The price tag to fix this problem is far more than the average San Francisco resident pays for parking: $1.6 billion is the internal estimate to expand and upgrade its 15 or so citywide facilities.

SFMTA spokesperson Paul Rose said the agency could work with other city agencies to find creative solutions to park vehicles should funding not arise, but that’s only half the problem.

“Parking vehicles is only one of the issues we have to find a solution for,” Rose said. “We are looking to develop facilities that will be future-proof and [have] the maintenance infrastructure in place to not only store vehicles, but to keep them in good working order for years to come.”

That issue is also outlined in SFMTA staff reports. Essentially, Muni’s new buses and trains are high-tech, which may be good for riders, who will enjoy a more stable experience (with hopefully fewer delays), but it also means much of the SFMTA’s existing facilities must be rebuilt to repair the fleet’s new, upgraded vehicles.

The SFMTA’s total facilities capital cost exceeds the initial $1.6 billion. Maintaining a “state of good repair,” additional equipment and transit reliability costs tops $2.5 billion, according to a staff presentation, which includes the prior cost estimate of upgrades and expansion.

Some of that funding could come from a future bond measure, which is one of the numerous ideas floated right now in Mayor Ed Lee’s transportation task force, Rose said.

Funding could also come from the Metropolitan Transportation Commission, which is proposing raising bridge tolls by $3 to fund various transportation projects, though that funding has yet to be finalized.

That “would be a start,” Rose said.

But what about a doomsday scenario? If no facilities are built, would Muni drivers need to engage in the San Francisco drivers’ most hated ritual, the 30-minute-plus “parking go-round?”

Rose was firm on that point: “We have no plans to park buses on city streets.”
============================================================
DIRECTION 1: In the rows, update the lines starting at the one containing "loss-chart-title: 0 fold" and ending at the one containing "loss-y-tick-label: 0.6 bbox=[168, 179, 213, 212]" by replacing "Epoch" with "Epochs", keeping everything else the same.
The article above and the rows that follow have no connection to each other.

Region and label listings
============================================================
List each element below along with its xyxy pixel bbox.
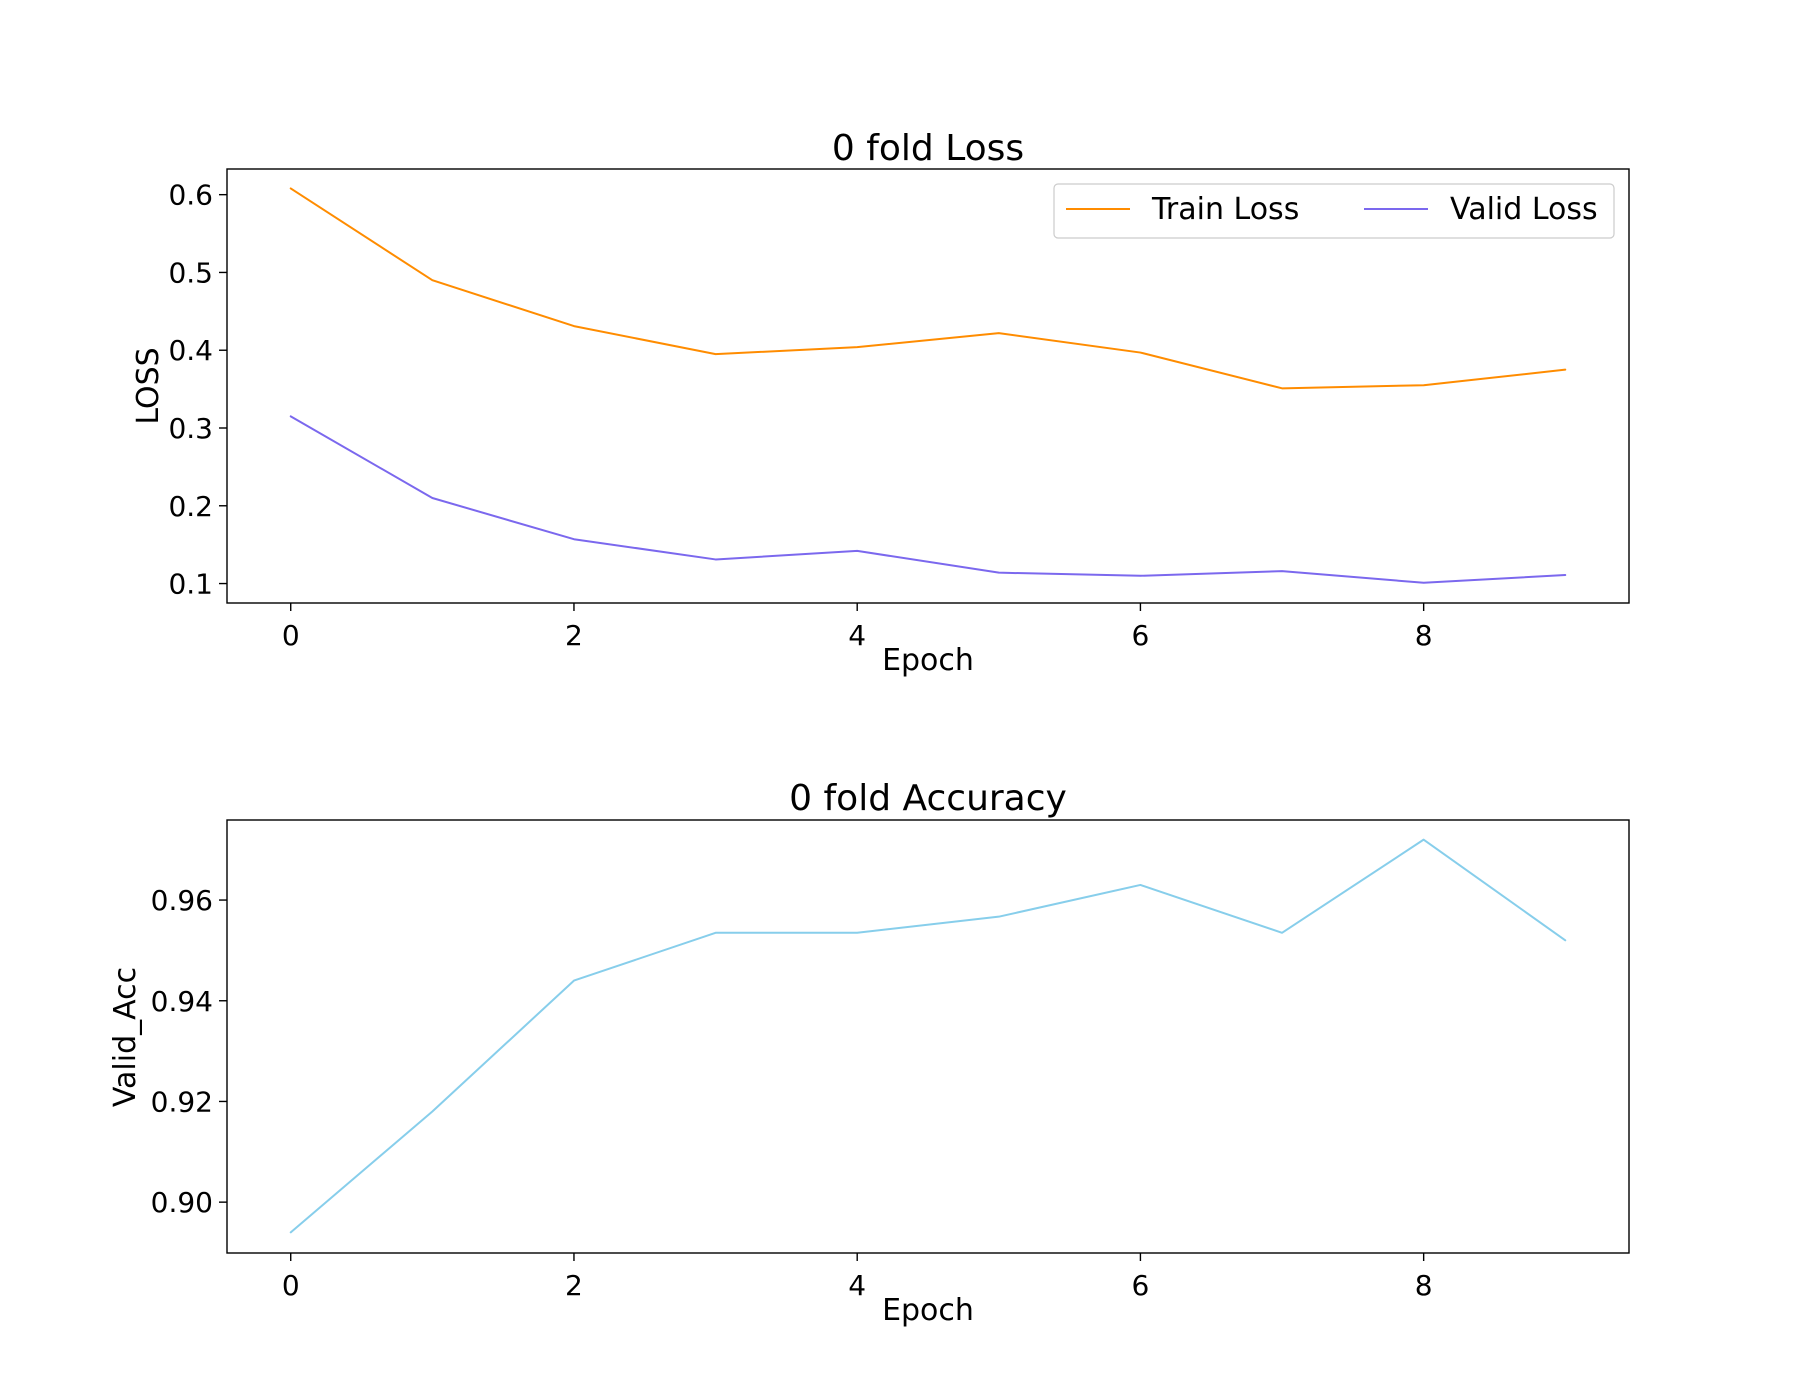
loss-chart-title: 0 fold Loss bbox=[832, 128, 1024, 169]
loss-y-ticks: 0.1 0.2 0.3 0.4 0.5 0.6 bbox=[168, 179, 227, 601]
loss-x-axis-label: Epoch bbox=[882, 643, 974, 678]
loss-y-axis-label: LOSS bbox=[131, 347, 166, 424]
loss-y-tick-label: 0.2 bbox=[168, 490, 213, 523]
loss-y-tick-label: 0.6 bbox=[168, 179, 213, 212]
legend-label-train-loss: Train Loss bbox=[1151, 192, 1299, 227]
loss-y-tick-label: 0.4 bbox=[168, 334, 213, 367]
loss-x-tick-label: 0 bbox=[282, 619, 300, 652]
loss-y-tick-label: 0.3 bbox=[168, 412, 213, 445]
loss-series-group bbox=[289, 187, 1567, 584]
accuracy-subplot: 0 fold Accuracy 0 2 4 6 8 0.90 0.92 0.94 0.96 E… bbox=[108, 778, 1630, 1328]
loss-x-tick-label: 2 bbox=[565, 619, 583, 652]
valid-acc-line bbox=[289, 838, 1567, 1234]
accuracy-x-tick-label: 8 bbox=[1415, 1269, 1433, 1302]
loss-x-tick-label: 8 bbox=[1415, 619, 1433, 652]
loss-y-tick-label: 0.1 bbox=[168, 568, 213, 601]
loss-x-ticks: 0 2 4 6 8 bbox=[282, 603, 1433, 652]
accuracy-x-tick-label: 2 bbox=[565, 1269, 583, 1302]
accuracy-series-group bbox=[289, 838, 1567, 1234]
accuracy-x-tick-label: 4 bbox=[848, 1269, 866, 1302]
accuracy-y-tick-label: 0.90 bbox=[151, 1186, 213, 1219]
accuracy-y-tick-label: 0.92 bbox=[151, 1085, 213, 1118]
accuracy-x-axis-label: Epoch bbox=[882, 1293, 974, 1328]
legend-label-valid-loss: Valid Loss bbox=[1450, 192, 1598, 227]
loss-subplot: 0 fold Loss 0 2 4 6 8 0.1 0.2 0.3 0.4 0.5 0.6 Epo… bbox=[131, 128, 1630, 678]
loss-legend: Train Loss Valid Loss bbox=[1053, 183, 1615, 239]
accuracy-x-ticks: 0 2 4 6 8 bbox=[282, 1253, 1433, 1302]
accuracy-x-tick-label: 0 bbox=[282, 1269, 300, 1302]
accuracy-chart-title: 0 fold Accuracy bbox=[789, 778, 1067, 819]
accuracy-plot-frame bbox=[226, 819, 1630, 1254]
train-loss-line bbox=[289, 187, 1567, 390]
accuracy-x-tick-label: 6 bbox=[1132, 1269, 1150, 1302]
valid-loss-line bbox=[289, 415, 1567, 584]
accuracy-y-tick-label: 0.96 bbox=[151, 884, 213, 917]
loss-x-tick-label: 4 bbox=[848, 619, 866, 652]
accuracy-y-axis-label: Valid_Acc bbox=[108, 967, 143, 1107]
legend-frame bbox=[1053, 183, 1615, 239]
loss-plot-frame bbox=[226, 168, 1630, 604]
accuracy-y-ticks: 0.90 0.92 0.94 0.96 bbox=[151, 884, 227, 1219]
loss-y-tick-label: 0.5 bbox=[168, 256, 213, 289]
accuracy-y-tick-label: 0.94 bbox=[151, 985, 213, 1018]
loss-x-tick-label: 6 bbox=[1132, 619, 1150, 652]
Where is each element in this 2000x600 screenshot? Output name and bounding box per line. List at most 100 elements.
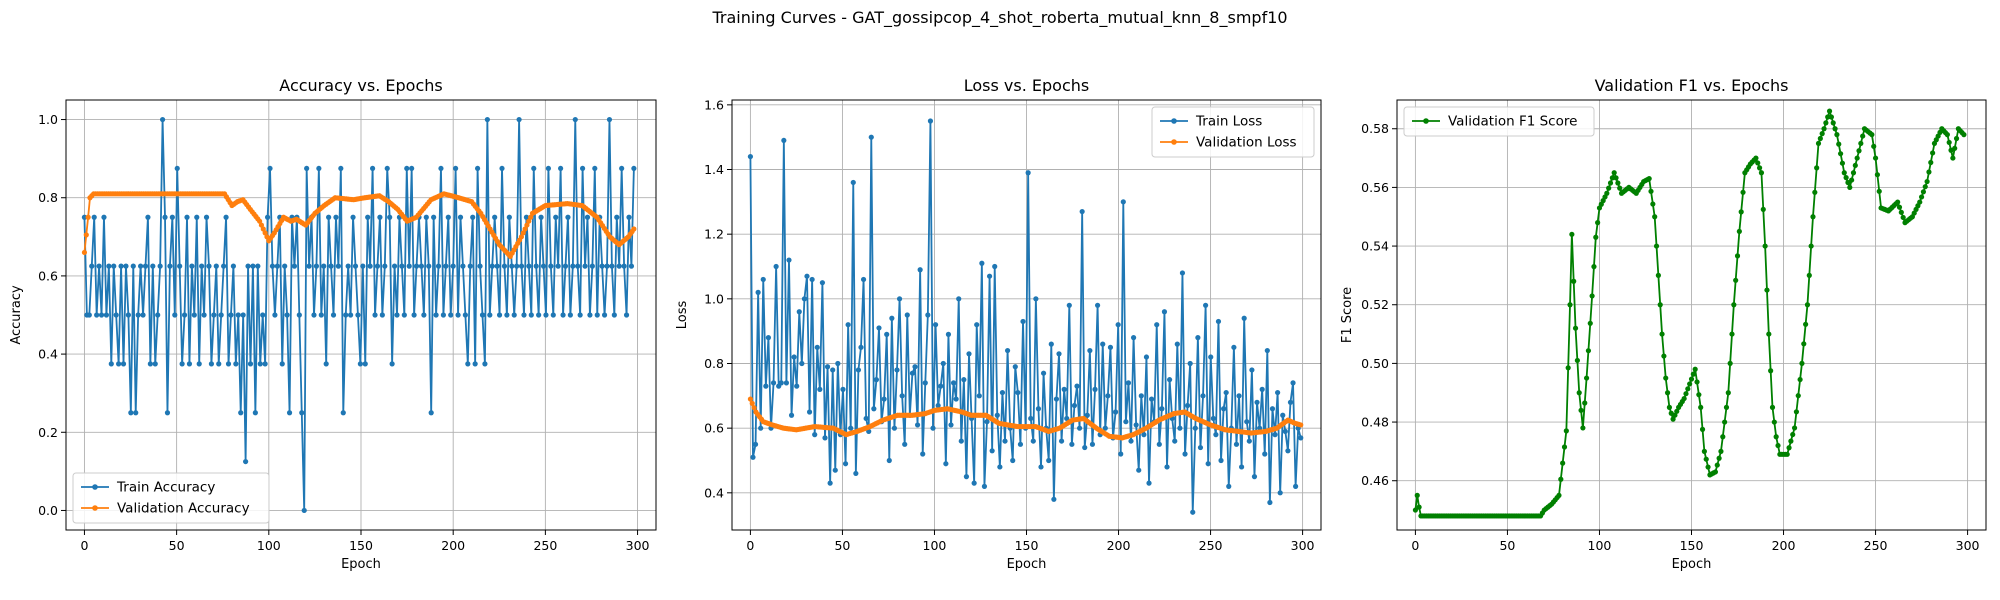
data-point <box>304 165 310 172</box>
data-point <box>1672 412 1678 418</box>
legend: Validation F1 Score <box>1403 106 1595 137</box>
data-point <box>1615 180 1621 186</box>
data-point <box>1115 322 1121 328</box>
legend-label: Validation Accuracy <box>117 501 250 517</box>
data-point <box>328 263 334 269</box>
data-point <box>1244 419 1250 425</box>
data-point <box>1574 357 1580 364</box>
data-point <box>272 312 278 318</box>
data-point <box>592 165 598 172</box>
data-point <box>81 249 88 256</box>
data-point <box>1102 425 1108 431</box>
data-point <box>526 218 532 224</box>
data-point <box>440 312 446 318</box>
data-point <box>1611 170 1617 176</box>
series-2 <box>747 396 1304 441</box>
data-point <box>169 214 175 220</box>
data-point <box>1843 175 1849 181</box>
data-point <box>504 312 510 318</box>
data-point <box>1164 464 1170 470</box>
data-point <box>1107 344 1114 350</box>
data-point <box>609 263 615 269</box>
data-point <box>128 410 134 416</box>
data-point <box>876 325 882 331</box>
legend-label: Validation Loss <box>1196 135 1297 151</box>
data-point <box>1769 404 1776 410</box>
data-point <box>1850 170 1857 176</box>
data-point <box>225 361 232 367</box>
data-point <box>1663 375 1669 381</box>
data-point <box>206 263 212 269</box>
data-point <box>791 354 797 360</box>
data-point <box>917 267 923 273</box>
data-point <box>1414 492 1420 498</box>
data-point <box>258 222 265 228</box>
data-point <box>260 226 266 232</box>
data-point <box>1718 448 1724 454</box>
data-point <box>1652 214 1658 220</box>
data-point <box>1793 409 1800 415</box>
data-point <box>203 214 210 220</box>
x-tick-label: 200 <box>1107 538 1131 553</box>
data-point <box>997 464 1003 470</box>
chart-panel-2: 0 50 100 150 200 250 300 0.4 0.6 0.8 1.0 1.2 1.4 1.6 L… <box>675 76 1322 572</box>
data-point <box>1028 415 1034 422</box>
data-point <box>1156 441 1162 447</box>
data-point <box>1159 406 1165 412</box>
data-point <box>1876 188 1882 194</box>
data-point <box>631 226 637 232</box>
data-point <box>262 361 268 367</box>
data-point <box>1797 376 1803 383</box>
data-point <box>801 296 808 302</box>
data-point <box>1215 318 1222 325</box>
data-point <box>238 410 244 416</box>
data-point <box>1733 277 1739 283</box>
data-point <box>1087 347 1093 354</box>
data-point <box>770 380 777 386</box>
data-point <box>1187 360 1193 367</box>
data-point <box>1784 451 1790 457</box>
data-point <box>1571 278 1577 284</box>
data-point <box>1808 243 1814 249</box>
data-point <box>1757 165 1763 171</box>
data-point <box>235 312 241 318</box>
data-point <box>406 263 412 269</box>
data-point <box>1203 302 1209 308</box>
data-point <box>858 344 864 350</box>
data-point <box>1262 451 1268 457</box>
data-point <box>1661 353 1667 359</box>
x-tick-label: 100 <box>257 538 281 553</box>
data-point <box>1218 457 1224 464</box>
data-point <box>1729 331 1735 337</box>
data-point <box>438 165 444 172</box>
data-point <box>961 377 967 383</box>
data-point <box>1563 428 1569 434</box>
data-point <box>267 165 273 172</box>
data-point <box>1285 448 1291 454</box>
figure-title: Training Curves - GAT_gossipcop_4_shot_r… <box>712 8 1288 27</box>
series-line <box>749 120 1302 514</box>
data-point <box>1790 431 1796 438</box>
x-tick-label: 150 <box>1015 538 1039 553</box>
data-point <box>460 263 466 269</box>
data-point <box>367 263 373 269</box>
data-point <box>250 263 256 269</box>
data-point <box>1852 162 1858 169</box>
data-point <box>518 234 525 240</box>
data-point <box>450 263 456 269</box>
data-point <box>827 480 833 486</box>
data-point <box>1683 391 1689 397</box>
data-point <box>1112 409 1119 415</box>
data-point <box>758 425 764 431</box>
data-point <box>1694 379 1700 385</box>
data-point <box>1898 209 1904 215</box>
data-point <box>565 214 571 220</box>
data-point <box>1837 151 1844 157</box>
data-point <box>1918 194 1925 200</box>
y-tick-label: 0.8 <box>38 190 58 205</box>
data-point <box>1061 386 1067 392</box>
data-point <box>201 312 207 318</box>
data-point <box>118 263 124 269</box>
data-point <box>445 214 451 220</box>
data-point <box>971 480 977 486</box>
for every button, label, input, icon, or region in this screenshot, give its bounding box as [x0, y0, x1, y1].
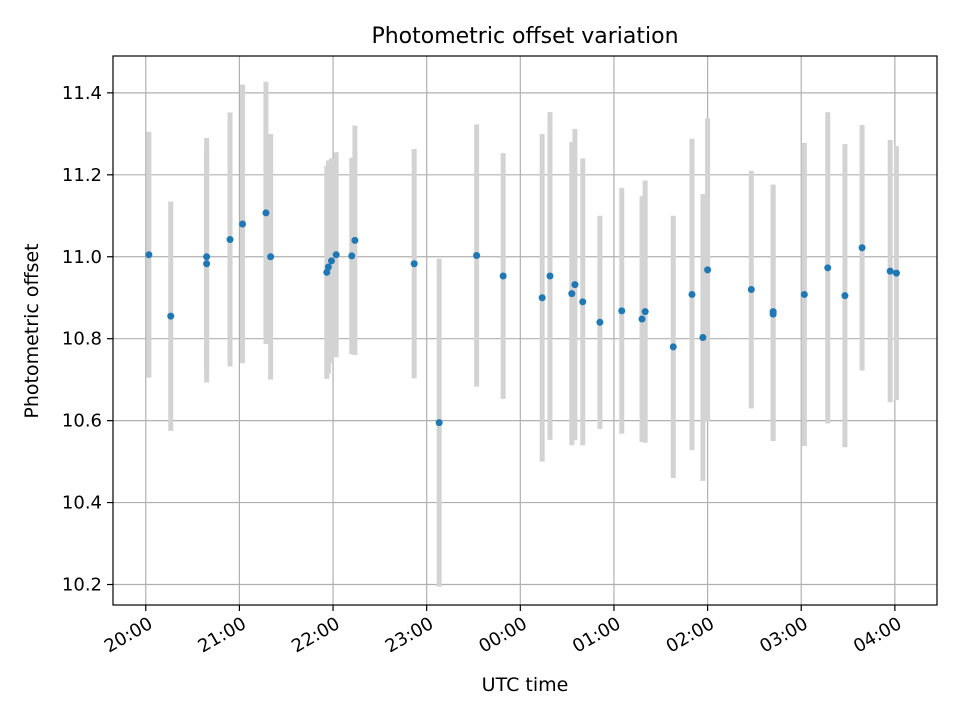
y-tick-label: 11.0	[62, 247, 102, 268]
data-point	[699, 333, 707, 341]
data-point	[203, 260, 211, 268]
data-point	[596, 318, 604, 326]
data-point	[800, 290, 808, 298]
data-point	[332, 251, 340, 259]
data-point	[618, 307, 626, 315]
data-point	[327, 257, 335, 265]
data-point	[323, 268, 331, 276]
y-tick-label: 10.8	[62, 329, 102, 350]
data-point	[747, 286, 755, 294]
data-point	[688, 290, 696, 298]
data-point	[579, 298, 587, 306]
y-axis-label: Photometric offset	[21, 243, 43, 418]
data-point	[892, 269, 900, 277]
data-point	[858, 244, 866, 252]
data-point	[226, 236, 234, 244]
data-point	[203, 253, 211, 261]
y-tick-label: 11.2	[62, 165, 102, 186]
chart-title: Photometric offset variation	[371, 24, 678, 49]
data-point	[841, 292, 849, 300]
data-point	[239, 220, 247, 228]
data-point	[769, 310, 777, 318]
data-point	[348, 252, 356, 260]
data-point	[546, 272, 554, 280]
y-tick-label: 10.4	[62, 493, 102, 514]
grid-lines	[113, 56, 937, 605]
data-point	[669, 343, 677, 351]
data-point	[704, 266, 712, 274]
data-point	[267, 253, 275, 261]
data-point	[351, 236, 359, 244]
data-point	[473, 252, 481, 260]
data-point	[167, 312, 175, 320]
data-point	[824, 264, 832, 272]
data-point	[410, 260, 418, 268]
data-point	[638, 315, 646, 323]
data-point	[435, 419, 443, 427]
y-tick-label: 10.2	[62, 575, 102, 596]
y-tick-label: 10.6	[62, 411, 102, 432]
plot-frame	[112, 55, 938, 606]
y-tick-label: 11.4	[62, 83, 102, 104]
data-point	[538, 294, 546, 302]
data-point	[568, 290, 576, 298]
y-axis-ticks: 10.2 10.4 10.6 10.8 11.0 11.2 11.4	[62, 83, 113, 596]
data-point	[571, 281, 579, 289]
data-point	[499, 272, 507, 280]
data-point	[145, 251, 153, 259]
x-axis-label: UTC time	[482, 674, 569, 696]
data-point	[886, 267, 894, 275]
data-point	[324, 263, 332, 271]
data-point	[641, 308, 649, 316]
data-point	[262, 209, 270, 217]
data-points	[145, 209, 900, 427]
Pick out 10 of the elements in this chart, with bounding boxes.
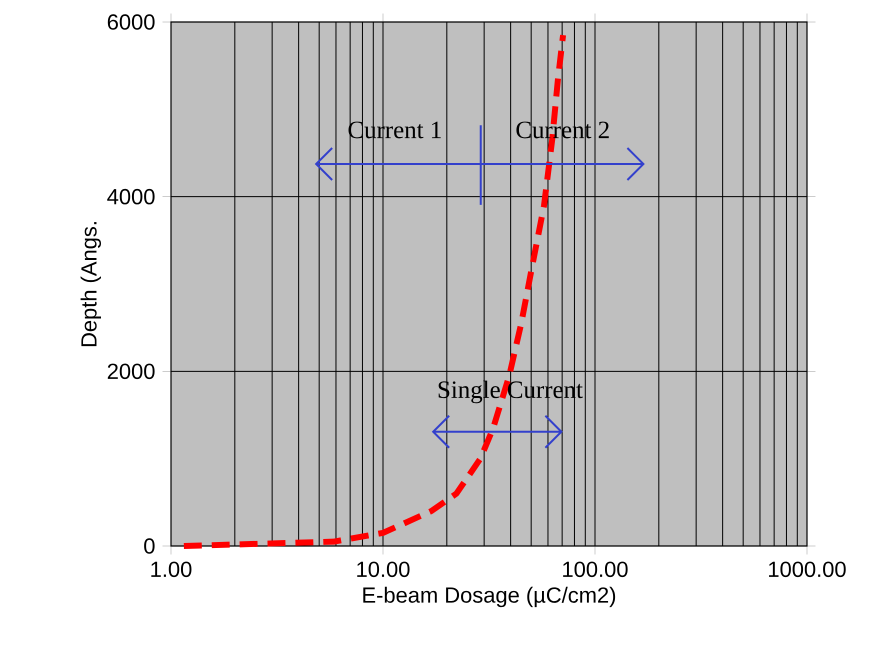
x-tick-label: 1.00 <box>151 562 192 578</box>
x-tick-label: 1000.00 <box>769 562 846 578</box>
y-tick-label: 4000 <box>107 188 155 204</box>
x-tick-label: 10.00 <box>357 562 410 578</box>
y-axis-title: Depth (Angs. <box>80 222 101 346</box>
y-tick-label: 0 <box>144 538 155 554</box>
x-tick-label: 100.00 <box>563 562 628 578</box>
y-tick-label: 6000 <box>108 14 155 30</box>
x-axis-title: E-beam Dosage (µC/cm2) <box>363 586 616 608</box>
y-tick-label: 2000 <box>108 364 155 380</box>
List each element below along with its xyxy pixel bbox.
============================================================
DIRECTION 2: Return the passage of the article on Muni's facilities starting at "That issue is" and ending at "force, Rose said.", copied word for word.

REPLY 1:
loss-chart-title: 0 fold Loss bbox=[832, 128, 1024, 169]
loss-y-ticks: 0.1 0.2 0.3 0.4 0.5 0.6 bbox=[168, 179, 227, 601]
loss-x-axis-label: Epochs bbox=[882, 643, 974, 678]
loss-y-axis-label: LOSS bbox=[131, 347, 166, 424]
loss-y-tick-label: 0.2 bbox=[168, 490, 213, 523]
loss-y-tick-label: 0.6 bbox=[168, 179, 213, 212]

REPLY 2:
That issue is also outlined in SFMTA staff reports. Essentially, Muni’s new buses and trains are high-tech, which may be good for riders, who will enjoy a more stable experience (with hopefully fewer delays), but it also means much of the SFMTA’s existing facilities must be rebuilt to repair the fleet’s new, upgraded vehicles.

The SFMTA’s total facilities capital cost exceeds the initial $1.6 billion. Maintaining a “state of good repair,” additional equipment and transit reliability costs tops $2.5 billion, according to a staff presentation, which includes the prior cost estimate of upgrades and expansion.

Some of that funding could come from a future bond measure, which is one of the numerous ideas floated right now in Mayor Ed Lee’s transportation task force, Rose said.